[Data entries]

** start **

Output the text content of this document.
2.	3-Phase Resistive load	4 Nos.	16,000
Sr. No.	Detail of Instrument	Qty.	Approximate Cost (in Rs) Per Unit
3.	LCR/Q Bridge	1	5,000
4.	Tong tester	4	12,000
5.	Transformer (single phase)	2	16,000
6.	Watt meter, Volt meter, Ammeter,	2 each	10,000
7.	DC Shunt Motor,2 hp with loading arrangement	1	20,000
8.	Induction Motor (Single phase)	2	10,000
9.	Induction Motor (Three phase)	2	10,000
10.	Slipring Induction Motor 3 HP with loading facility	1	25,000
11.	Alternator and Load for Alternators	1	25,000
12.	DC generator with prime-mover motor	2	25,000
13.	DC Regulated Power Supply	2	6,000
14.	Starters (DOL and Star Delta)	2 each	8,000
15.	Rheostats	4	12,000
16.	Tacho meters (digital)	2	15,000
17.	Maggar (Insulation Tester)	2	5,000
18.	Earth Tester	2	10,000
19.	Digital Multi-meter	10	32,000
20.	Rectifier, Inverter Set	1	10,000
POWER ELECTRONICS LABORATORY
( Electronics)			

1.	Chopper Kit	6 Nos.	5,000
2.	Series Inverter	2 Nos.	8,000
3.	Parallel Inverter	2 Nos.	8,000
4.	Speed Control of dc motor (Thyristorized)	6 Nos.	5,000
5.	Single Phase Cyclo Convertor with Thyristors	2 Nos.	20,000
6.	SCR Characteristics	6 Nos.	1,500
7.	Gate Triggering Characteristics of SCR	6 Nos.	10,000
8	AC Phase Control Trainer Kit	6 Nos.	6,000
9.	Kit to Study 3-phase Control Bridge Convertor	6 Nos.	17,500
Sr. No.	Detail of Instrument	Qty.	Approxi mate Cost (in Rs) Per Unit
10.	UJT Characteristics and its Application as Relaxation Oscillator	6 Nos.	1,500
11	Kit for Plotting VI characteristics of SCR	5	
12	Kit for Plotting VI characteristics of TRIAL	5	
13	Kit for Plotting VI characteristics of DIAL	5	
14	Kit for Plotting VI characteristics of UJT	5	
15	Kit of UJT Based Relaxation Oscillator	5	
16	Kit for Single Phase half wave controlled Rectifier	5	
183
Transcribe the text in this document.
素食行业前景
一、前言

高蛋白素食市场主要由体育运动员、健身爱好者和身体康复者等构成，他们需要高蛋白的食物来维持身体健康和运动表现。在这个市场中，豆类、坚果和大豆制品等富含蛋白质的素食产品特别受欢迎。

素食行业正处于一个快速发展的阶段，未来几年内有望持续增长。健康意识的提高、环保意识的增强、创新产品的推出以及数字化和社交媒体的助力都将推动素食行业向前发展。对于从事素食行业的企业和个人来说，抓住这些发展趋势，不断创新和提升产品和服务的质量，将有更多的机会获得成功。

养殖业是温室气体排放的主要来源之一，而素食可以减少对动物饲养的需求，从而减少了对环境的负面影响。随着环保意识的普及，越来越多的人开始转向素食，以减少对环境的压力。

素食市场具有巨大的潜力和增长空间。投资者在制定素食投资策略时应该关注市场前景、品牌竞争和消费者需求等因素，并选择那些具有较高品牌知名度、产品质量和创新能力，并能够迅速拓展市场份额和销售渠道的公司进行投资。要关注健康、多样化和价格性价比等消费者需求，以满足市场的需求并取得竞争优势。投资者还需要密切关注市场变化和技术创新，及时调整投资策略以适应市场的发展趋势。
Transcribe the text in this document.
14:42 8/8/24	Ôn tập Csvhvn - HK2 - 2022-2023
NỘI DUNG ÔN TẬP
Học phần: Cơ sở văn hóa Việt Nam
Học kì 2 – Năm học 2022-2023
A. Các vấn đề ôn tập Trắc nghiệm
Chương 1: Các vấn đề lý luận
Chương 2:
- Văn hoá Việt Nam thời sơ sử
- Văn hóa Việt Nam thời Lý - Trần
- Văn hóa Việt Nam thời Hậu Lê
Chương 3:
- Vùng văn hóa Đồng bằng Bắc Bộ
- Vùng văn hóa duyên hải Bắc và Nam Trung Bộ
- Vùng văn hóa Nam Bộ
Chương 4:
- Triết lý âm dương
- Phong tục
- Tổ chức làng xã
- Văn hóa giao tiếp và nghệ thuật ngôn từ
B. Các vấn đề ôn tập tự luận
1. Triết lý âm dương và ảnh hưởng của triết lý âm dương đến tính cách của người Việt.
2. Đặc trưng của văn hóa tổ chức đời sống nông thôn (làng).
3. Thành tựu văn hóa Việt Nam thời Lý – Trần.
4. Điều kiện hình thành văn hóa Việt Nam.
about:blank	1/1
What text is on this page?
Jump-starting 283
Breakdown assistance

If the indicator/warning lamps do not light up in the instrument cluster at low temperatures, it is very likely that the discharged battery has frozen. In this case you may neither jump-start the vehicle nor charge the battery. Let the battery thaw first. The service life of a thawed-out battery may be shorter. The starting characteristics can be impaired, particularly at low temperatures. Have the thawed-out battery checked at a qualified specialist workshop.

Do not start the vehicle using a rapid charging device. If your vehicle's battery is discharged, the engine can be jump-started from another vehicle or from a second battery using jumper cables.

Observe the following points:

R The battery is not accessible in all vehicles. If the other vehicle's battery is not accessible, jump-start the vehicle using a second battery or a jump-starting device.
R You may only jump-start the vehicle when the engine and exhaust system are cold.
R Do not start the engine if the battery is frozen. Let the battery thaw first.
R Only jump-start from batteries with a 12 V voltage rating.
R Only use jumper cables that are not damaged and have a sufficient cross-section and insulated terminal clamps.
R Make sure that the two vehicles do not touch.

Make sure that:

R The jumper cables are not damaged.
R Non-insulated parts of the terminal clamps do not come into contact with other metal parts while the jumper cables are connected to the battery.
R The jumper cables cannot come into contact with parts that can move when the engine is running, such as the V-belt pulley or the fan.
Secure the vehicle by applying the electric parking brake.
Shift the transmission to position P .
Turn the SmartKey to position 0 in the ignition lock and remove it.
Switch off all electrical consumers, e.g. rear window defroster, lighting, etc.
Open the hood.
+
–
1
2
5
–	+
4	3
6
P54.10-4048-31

** end **

- _TO DO_: Output each record precisely as given.

- _RESULT FOR THIS TASK_:
Output the text content of this document.
2.	3-Phase Resistive load	4 Nos.	16,000
Sr. No.	Detail of Instrument	Qty.	Approximate Cost (in Rs) Per Unit
3.	LCR/Q Bridge	1	5,000
4.	Tong tester	4	12,000
5.	Transformer (single phase)	2	16,000
6.	Watt meter, Volt meter, Ammeter,	2 each	10,000
7.	DC Shunt Motor,2 hp with loading arrangement	1	20,000
8.	Induction Motor (Single phase)	2	10,000
9.	Induction Motor (Three phase)	2	10,000
10.	Slipring Induction Motor 3 HP with loading facility	1	25,000
11.	Alternator and Load for Alternators	1	25,000
12.	DC generator with prime-mover motor	2	25,000
13.	DC Regulated Power Supply	2	6,000
14.	Starters (DOL and Star Delta)	2 each	8,000
15.	Rheostats	4	12,000
16.	Tacho meters (digital)	2	15,000
17.	Maggar (Insulation Tester)	2	5,000
18.	Earth Tester	2	10,000
19.	Digital Multi-meter	10	32,000
20.	Rectifier, Inverter Set	1	10,000
POWER ELECTRONICS LABORATORY
( Electronics)			

1.	Chopper Kit	6 Nos.	5,000
2.	Series Inverter	2 Nos.	8,000
3.	Parallel Inverter	2 Nos.	8,000
4.	Speed Control of dc motor (Thyristorized)	6 Nos.	5,000
5.	Single Phase Cyclo Convertor with Thyristors	2 Nos.	20,000
6.	SCR Characteristics	6 Nos.	1,500
7.	Gate Triggering Characteristics of SCR	6 Nos.	10,000
8	AC Phase Control Trainer Kit	6 Nos.	6,000
9.	Kit to Study 3-phase Control Bridge Convertor	6 Nos.	17,500
Sr. No.	Detail of Instrument	Qty.	Approxi mate Cost (in Rs) Per Unit
10.	UJT Characteristics and its Application as Relaxation Oscillator	6 Nos.	1,500
11	Kit for Plotting VI characteristics of SCR	5	
12	Kit for Plotting VI characteristics of TRIAL	5	
13	Kit for Plotting VI characteristics of DIAL	5	
14	Kit for Plotting VI characteristics of UJT	5	
15	Kit of UJT Based Relaxation Oscillator	5	
16	Kit for Single Phase half wave controlled Rectifier	5	
183
Transcribe the text in this document.
素食行业前景
一、前言

高蛋白素食市场主要由体育运动员、健身爱好者和身体康复者等构成，他们需要高蛋白的食物来维持身体健康和运动表现。在这个市场中，豆类、坚果和大豆制品等富含蛋白质的素食产品特别受欢迎。

素食行业正处于一个快速发展的阶段，未来几年内有望持续增长。健康意识的提高、环保意识的增强、创新产品的推出以及数字化和社交媒体的助力都将推动素食行业向前发展。对于从事素食行业的企业和个人来说，抓住这些发展趋势，不断创新和提升产品和服务的质量，将有更多的机会获得成功。

养殖业是温室气体排放的主要来源之一，而素食可以减少对动物饲养的需求，从而减少了对环境的负面影响。随着环保意识的普及，越来越多的人开始转向素食，以减少对环境的压力。

素食市场具有巨大的潜力和增长空间。投资者在制定素食投资策略时应该关注市场前景、品牌竞争和消费者需求等因素，并选择那些具有较高品牌知名度、产品质量和创新能力，并能够迅速拓展市场份额和销售渠道的公司进行投资。要关注健康、多样化和价格性价比等消费者需求，以满足市场的需求并取得竞争优势。投资者还需要密切关注市场变化和技术创新，及时调整投资策略以适应市场的发展趋势。
Transcribe the text in this document.
14:42 8/8/24	Ôn tập Csvhvn - HK2 - 2022-2023
NỘI DUNG ÔN TẬP
Học phần: Cơ sở văn hóa Việt Nam
Học kì 2 – Năm học 2022-2023
A. Các vấn đề ôn tập Trắc nghiệm
Chương 1: Các vấn đề lý luận
Chương 2:
- Văn hoá Việt Nam thời sơ sử
- Văn hóa Việt Nam thời Lý - Trần
- Văn hóa Việt Nam thời Hậu Lê
Chương 3:
- Vùng văn hóa Đồng bằng Bắc Bộ
- Vùng văn hóa duyên hải Bắc và Nam Trung Bộ
- Vùng văn hóa Nam Bộ
Chương 4:
- Triết lý âm dương
- Phong tục
- Tổ chức làng xã
- Văn hóa giao tiếp và nghệ thuật ngôn từ
B. Các vấn đề ôn tập tự luận
1. Triết lý âm dương và ảnh hưởng của triết lý âm dương đến tính cách của người Việt.
2. Đặc trưng của văn hóa tổ chức đời sống nông thôn (làng).
3. Thành tựu văn hóa Việt Nam thời Lý – Trần.
4. Điều kiện hình thành văn hóa Việt Nam.
about:blank	1/1
What text is on this page?
Jump-starting 283
Breakdown assistance

If the indicator/warning lamps do not light up in the instrument cluster at low temperatures, it is very likely that the discharged battery has frozen. In this case you may neither jump-start the vehicle nor charge the battery. Let the battery thaw first. The service life of a thawed-out battery may be shorter. The starting characteristics can be impaired, particularly at low temperatures. Have the thawed-out battery checked at a qualified specialist workshop.

Do not start the vehicle using a rapid charging device. If your vehicle's battery is discharged, the engine can be jump-started from another vehicle or from a second battery using jumper cables.

Observe the following points:

R The battery is not accessible in all vehicles. If the other vehicle's battery is not accessible, jump-start the vehicle using a second battery or a jump-starting device.
R You may only jump-start the vehicle when the engine and exhaust system are cold.
R Do not start the engine if the battery is frozen. Let the battery thaw first.
R Only jump-start from batteries with a 12 V voltage rating.
R Only use jumper cables that are not damaged and have a sufficient cross-section and insulated terminal clamps.
R Make sure that the two vehicles do not touch.

Make sure that:

R The jumper cables are not damaged.
R Non-insulated parts of the terminal clamps do not come into contact with other metal parts while the jumper cables are connected to the battery.
R The jumper cables cannot come into contact with parts that can move when the engine is running, such as the V-belt pulley or the fan.
Secure the vehicle by applying the electric parking brake.
Shift the transmission to position P .
Turn the SmartKey to position 0 in the ignition lock and remove it.
Switch off all electrical consumers, e.g. rear window defroster, lighting, etc.
Open the hood.
+
–
1
2
5
–	+
4	3
6
P54.10-4048-31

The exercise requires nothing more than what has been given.